__Aim of the exercise__
Copy each line of the records that contains the word "warning".

__Records provided__
========================================
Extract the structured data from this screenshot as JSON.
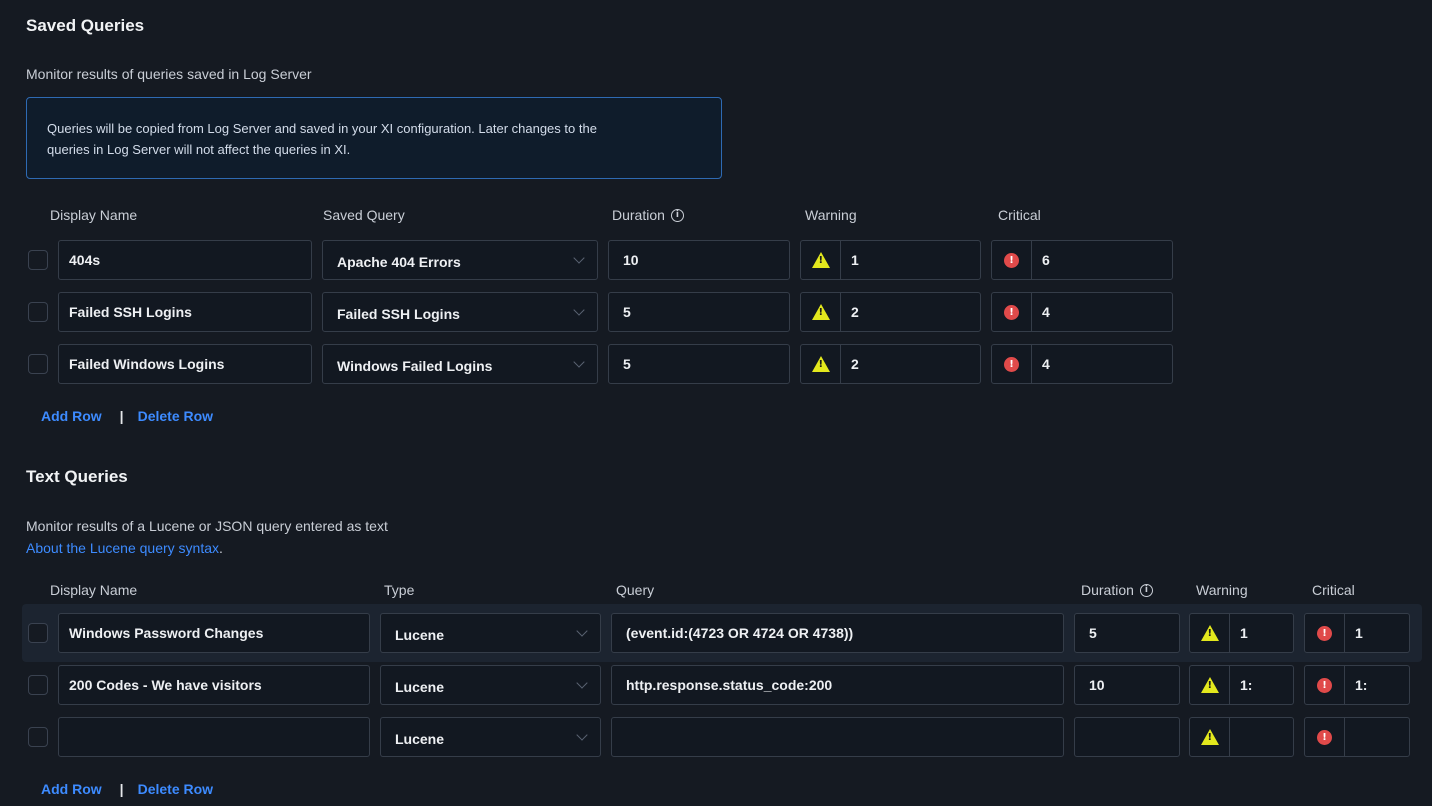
{
  "saved": {
    "title": "Saved Queries",
    "description": "Monitor results of queries saved in Log Server",
    "info_line1": "Queries will be copied from Log Server and saved in your XI configuration. Later changes to the",
    "info_line2": "queries in Log Server will not affect the queries in XI.",
    "headers": {
      "display_name": "Display Name",
      "saved_query": "Saved Query",
      "duration": "Duration",
      "warning": "Warning",
      "critical": "Critical"
    },
    "rows": [
      {
        "display_name": "404s",
        "saved_query": "Apache 404 Errors",
        "duration": "10",
        "warning": "1",
        "critical": "6"
      },
      {
        "display_name": "Failed SSH Logins",
        "saved_query": "Failed SSH Logins",
        "duration": "5",
        "warning": "2",
        "critical": "4"
      },
      {
        "display_name": "Failed Windows Logins",
        "saved_query": "Windows Failed Logins",
        "duration": "5",
        "warning": "2",
        "critical": "4"
      }
    ],
    "add_row": "Add Row",
    "separator": "|",
    "delete_row": "Delete Row"
  },
  "text": {
    "title": "Text Queries",
    "description": "Monitor results of a Lucene or JSON query entered as text",
    "syntax_link": "About the Lucene query syntax",
    "syntax_period": ".",
    "headers": {
      "display_name": "Display Name",
      "type": "Type",
      "query": "Query",
      "duration": "Duration",
      "warning": "Warning",
      "critical": "Critical"
    },
    "rows": [
      {
        "display_name": "Windows Password Changes",
        "type": "Lucene",
        "query": "(event.id:(4723 OR 4724 OR 4738))",
        "duration": "5",
        "warning": "1",
        "critical": "1"
      },
      {
        "display_name": "200 Codes - We have visitors",
        "type": "Lucene",
        "query": "http.response.status_code:200",
        "duration": "10",
        "warning": "1:",
        "critical": "1:"
      },
      {
        "display_name": "",
        "type": "Lucene",
        "query": "",
        "duration": "",
        "warning": "",
        "critical": ""
      }
    ],
    "add_row": "Add Row",
    "separator": "|",
    "delete_row": "Delete Row"
  },
  "icons": {
    "info": "info-circle-icon",
    "warning": "warning-triangle-icon",
    "critical": "critical-circle-icon",
    "dropdown": "chevron-down-icon"
  },
  "colors": {
    "background": "#151a22",
    "link": "#3d8bff",
    "info_border": "#2e6ab3",
    "warning": "#e3e81d",
    "critical": "#e04a4a"
  }
}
========================================
__Full answer__
      "warning": "Warning",
        "warning": "1",
        "warning": "2",
        "warning": "2",
      "warning": "Warning",
        "warning": "1",
        "warning": "1:",
        "warning": "",
    "warning": "warning-triangle-icon",
    "warning": "#e3e81d",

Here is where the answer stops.